### TASK TO COMPLETE
Return the count of lines that mention "Zone", with no other words.

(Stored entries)
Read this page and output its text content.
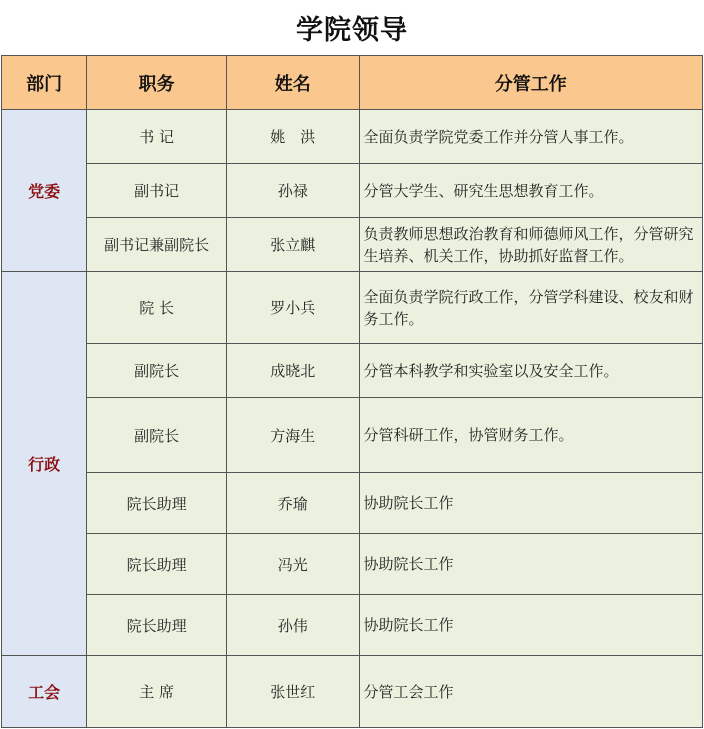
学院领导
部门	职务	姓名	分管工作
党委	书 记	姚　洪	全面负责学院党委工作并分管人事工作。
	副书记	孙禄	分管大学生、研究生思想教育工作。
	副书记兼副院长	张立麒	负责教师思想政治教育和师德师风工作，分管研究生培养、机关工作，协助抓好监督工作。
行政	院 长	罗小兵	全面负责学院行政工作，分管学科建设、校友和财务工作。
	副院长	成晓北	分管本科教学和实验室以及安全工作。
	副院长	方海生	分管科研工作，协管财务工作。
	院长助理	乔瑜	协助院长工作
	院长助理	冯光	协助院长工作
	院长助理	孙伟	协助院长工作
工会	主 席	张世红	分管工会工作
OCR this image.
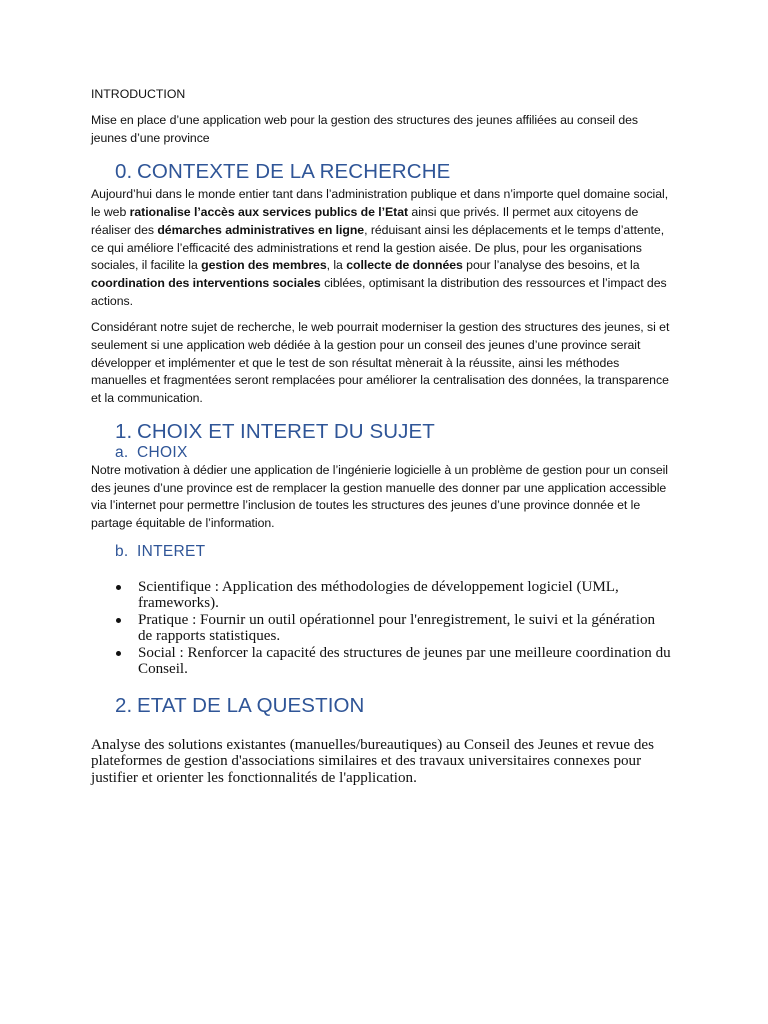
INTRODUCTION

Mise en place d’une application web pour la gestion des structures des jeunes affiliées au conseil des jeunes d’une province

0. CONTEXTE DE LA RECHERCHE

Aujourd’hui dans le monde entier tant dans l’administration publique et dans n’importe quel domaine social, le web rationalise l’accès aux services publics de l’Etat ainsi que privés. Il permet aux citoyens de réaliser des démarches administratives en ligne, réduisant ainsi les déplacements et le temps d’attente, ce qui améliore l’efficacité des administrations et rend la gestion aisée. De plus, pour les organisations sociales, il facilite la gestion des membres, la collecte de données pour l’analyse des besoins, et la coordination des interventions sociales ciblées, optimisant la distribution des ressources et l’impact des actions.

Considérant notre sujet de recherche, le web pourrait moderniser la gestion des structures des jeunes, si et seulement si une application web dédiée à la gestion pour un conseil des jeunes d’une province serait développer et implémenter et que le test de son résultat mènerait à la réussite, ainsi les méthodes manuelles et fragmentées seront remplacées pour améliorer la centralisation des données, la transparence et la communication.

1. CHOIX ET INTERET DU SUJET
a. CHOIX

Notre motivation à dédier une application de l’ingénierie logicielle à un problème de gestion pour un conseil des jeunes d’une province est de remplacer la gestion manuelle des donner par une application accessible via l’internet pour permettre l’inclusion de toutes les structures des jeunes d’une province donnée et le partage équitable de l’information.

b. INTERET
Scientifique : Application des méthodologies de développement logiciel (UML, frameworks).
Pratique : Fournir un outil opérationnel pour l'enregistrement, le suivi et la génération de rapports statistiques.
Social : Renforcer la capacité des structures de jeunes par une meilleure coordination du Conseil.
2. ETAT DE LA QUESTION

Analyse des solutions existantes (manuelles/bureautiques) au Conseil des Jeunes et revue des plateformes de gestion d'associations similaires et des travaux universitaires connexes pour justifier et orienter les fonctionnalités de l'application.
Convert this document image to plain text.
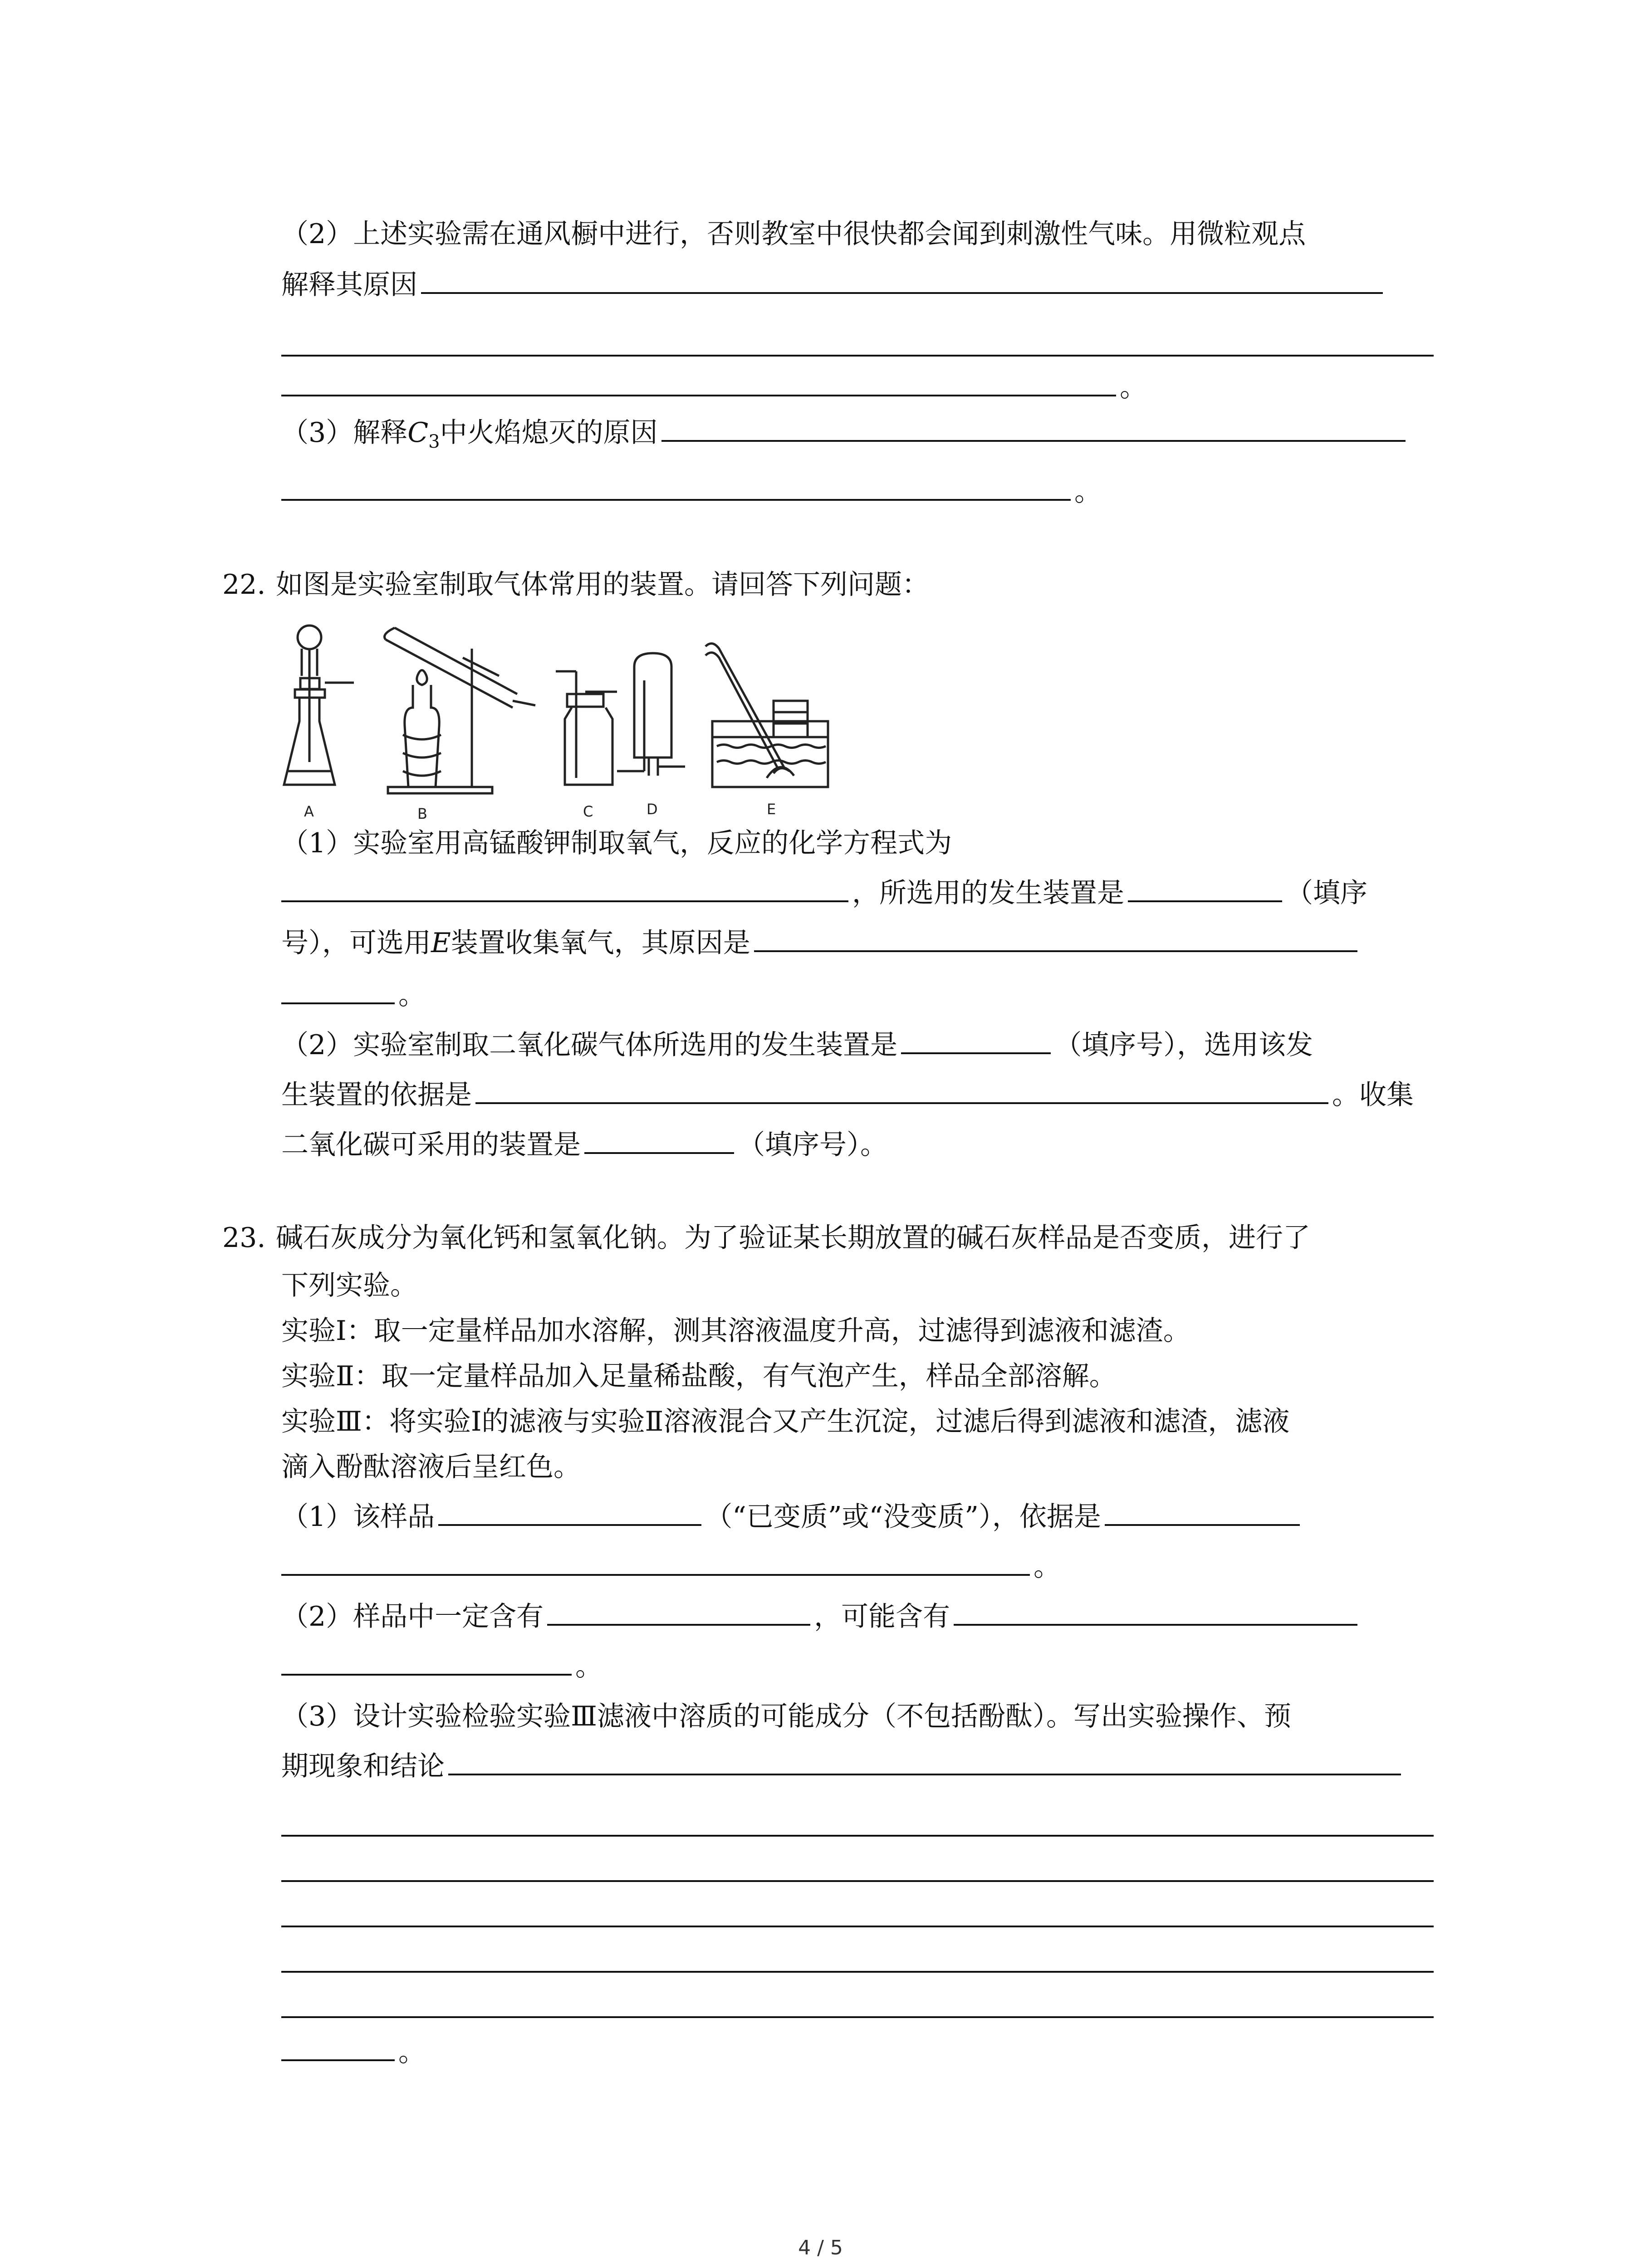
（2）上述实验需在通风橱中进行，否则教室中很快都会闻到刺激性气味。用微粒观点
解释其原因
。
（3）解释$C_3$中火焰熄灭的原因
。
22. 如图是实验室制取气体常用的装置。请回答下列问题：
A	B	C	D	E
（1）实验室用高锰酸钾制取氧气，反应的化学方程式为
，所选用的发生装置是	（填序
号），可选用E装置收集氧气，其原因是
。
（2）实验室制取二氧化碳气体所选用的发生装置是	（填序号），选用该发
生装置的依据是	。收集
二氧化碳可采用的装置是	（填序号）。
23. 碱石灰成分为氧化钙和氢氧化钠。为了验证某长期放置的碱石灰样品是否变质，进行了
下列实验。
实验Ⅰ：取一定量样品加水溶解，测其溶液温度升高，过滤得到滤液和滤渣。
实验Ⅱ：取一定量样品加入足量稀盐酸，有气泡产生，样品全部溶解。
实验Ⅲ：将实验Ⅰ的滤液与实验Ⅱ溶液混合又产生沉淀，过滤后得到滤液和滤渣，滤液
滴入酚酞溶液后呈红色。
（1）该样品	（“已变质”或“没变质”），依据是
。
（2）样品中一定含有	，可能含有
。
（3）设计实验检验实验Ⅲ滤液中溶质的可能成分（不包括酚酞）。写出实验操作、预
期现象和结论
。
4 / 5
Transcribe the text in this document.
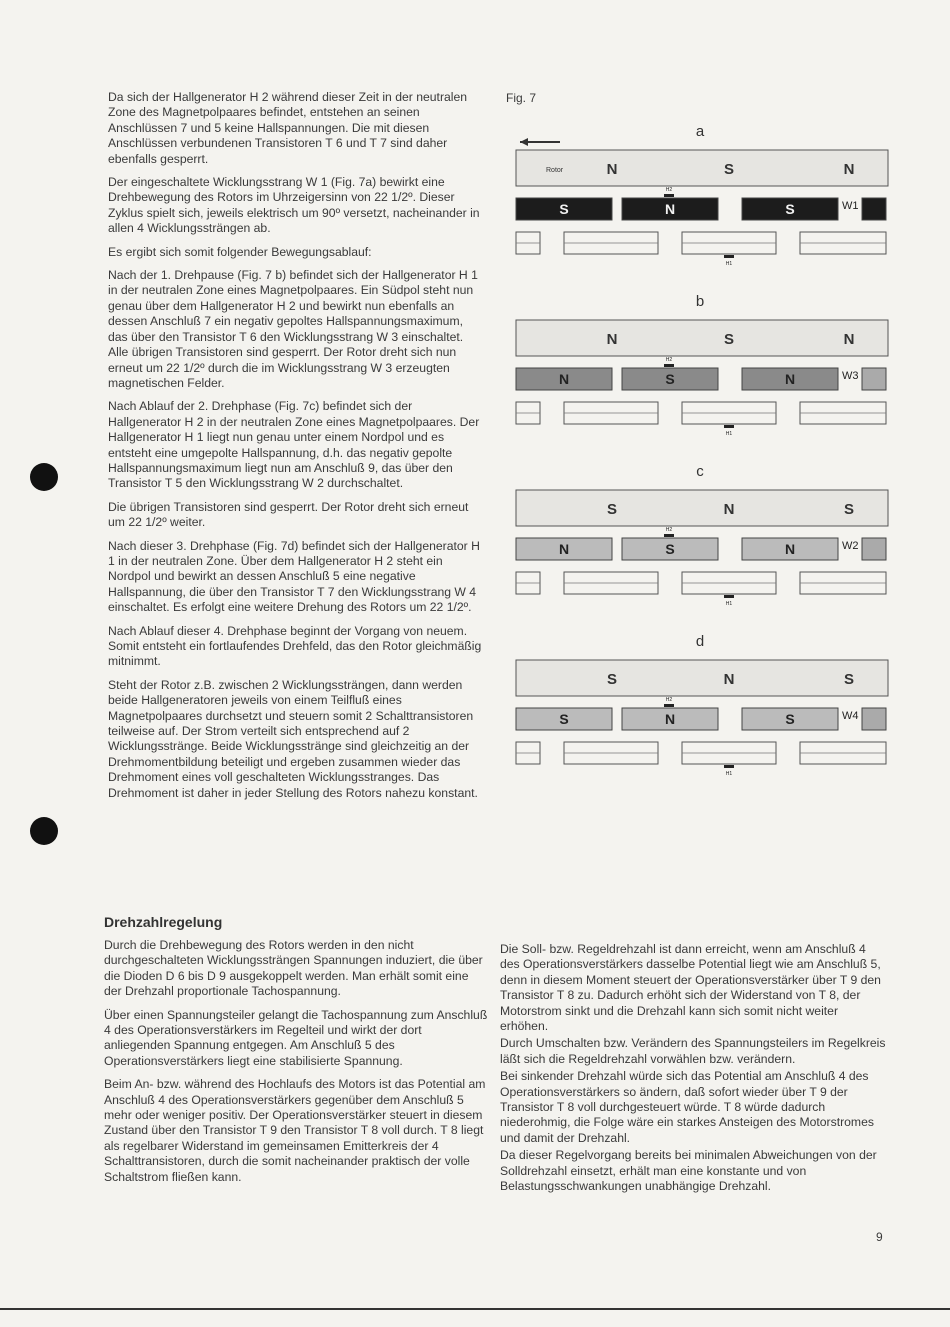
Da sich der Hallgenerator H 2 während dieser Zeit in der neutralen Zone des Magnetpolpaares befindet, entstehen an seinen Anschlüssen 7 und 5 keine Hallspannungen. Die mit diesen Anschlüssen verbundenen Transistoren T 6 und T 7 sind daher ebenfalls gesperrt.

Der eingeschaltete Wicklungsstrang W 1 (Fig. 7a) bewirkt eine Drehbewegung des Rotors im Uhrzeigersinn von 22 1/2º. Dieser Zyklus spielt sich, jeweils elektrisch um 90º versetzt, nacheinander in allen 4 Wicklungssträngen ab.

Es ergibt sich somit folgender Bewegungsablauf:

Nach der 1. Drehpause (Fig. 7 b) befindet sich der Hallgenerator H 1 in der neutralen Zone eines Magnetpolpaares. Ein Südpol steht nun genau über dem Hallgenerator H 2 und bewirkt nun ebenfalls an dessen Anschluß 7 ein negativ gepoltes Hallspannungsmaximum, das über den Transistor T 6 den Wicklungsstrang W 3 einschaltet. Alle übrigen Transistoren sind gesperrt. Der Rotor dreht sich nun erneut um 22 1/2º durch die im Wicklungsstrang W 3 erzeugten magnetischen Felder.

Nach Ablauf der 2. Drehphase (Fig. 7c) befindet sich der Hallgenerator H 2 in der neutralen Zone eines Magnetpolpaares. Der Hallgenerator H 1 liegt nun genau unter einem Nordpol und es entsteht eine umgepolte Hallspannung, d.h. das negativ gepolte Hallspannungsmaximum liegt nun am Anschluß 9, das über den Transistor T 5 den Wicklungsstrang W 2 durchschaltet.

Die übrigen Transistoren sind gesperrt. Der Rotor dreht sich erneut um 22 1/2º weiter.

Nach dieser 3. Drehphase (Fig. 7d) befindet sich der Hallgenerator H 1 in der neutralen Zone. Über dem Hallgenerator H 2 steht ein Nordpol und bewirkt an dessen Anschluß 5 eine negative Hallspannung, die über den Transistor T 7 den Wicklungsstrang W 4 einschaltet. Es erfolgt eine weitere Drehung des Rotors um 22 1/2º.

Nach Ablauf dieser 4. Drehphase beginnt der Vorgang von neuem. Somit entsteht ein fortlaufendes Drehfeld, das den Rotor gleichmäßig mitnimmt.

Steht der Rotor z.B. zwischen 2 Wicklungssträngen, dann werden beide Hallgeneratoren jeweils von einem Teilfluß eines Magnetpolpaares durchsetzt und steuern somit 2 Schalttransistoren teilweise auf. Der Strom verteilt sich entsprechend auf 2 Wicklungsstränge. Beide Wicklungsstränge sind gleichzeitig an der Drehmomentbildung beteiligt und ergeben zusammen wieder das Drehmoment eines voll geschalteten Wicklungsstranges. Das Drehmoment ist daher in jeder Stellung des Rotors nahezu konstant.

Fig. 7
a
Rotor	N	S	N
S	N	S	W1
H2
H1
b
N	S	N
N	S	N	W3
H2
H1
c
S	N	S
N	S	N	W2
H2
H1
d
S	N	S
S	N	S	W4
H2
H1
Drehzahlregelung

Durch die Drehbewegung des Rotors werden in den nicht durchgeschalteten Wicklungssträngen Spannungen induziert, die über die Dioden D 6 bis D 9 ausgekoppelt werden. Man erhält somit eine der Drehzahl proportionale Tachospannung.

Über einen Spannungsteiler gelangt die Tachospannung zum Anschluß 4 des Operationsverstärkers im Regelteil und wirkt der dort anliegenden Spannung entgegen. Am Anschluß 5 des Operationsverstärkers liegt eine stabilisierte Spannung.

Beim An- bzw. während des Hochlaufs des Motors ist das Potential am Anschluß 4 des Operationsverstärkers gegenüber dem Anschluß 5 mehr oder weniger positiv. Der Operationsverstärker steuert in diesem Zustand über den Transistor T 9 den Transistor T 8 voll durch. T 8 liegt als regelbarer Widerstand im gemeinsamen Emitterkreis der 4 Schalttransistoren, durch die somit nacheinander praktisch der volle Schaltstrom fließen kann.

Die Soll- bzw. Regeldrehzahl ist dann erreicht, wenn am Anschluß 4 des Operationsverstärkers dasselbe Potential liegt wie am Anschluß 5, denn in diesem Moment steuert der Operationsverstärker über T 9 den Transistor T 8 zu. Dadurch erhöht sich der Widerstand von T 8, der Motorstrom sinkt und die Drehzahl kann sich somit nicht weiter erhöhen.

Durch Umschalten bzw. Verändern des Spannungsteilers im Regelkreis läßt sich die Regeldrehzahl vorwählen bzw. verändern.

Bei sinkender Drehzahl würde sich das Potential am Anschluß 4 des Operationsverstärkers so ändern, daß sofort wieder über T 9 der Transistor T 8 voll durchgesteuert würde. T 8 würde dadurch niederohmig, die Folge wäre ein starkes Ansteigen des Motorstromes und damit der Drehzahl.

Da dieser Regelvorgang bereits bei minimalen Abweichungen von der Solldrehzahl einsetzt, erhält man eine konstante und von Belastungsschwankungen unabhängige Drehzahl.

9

### CORRECT ANSWER
4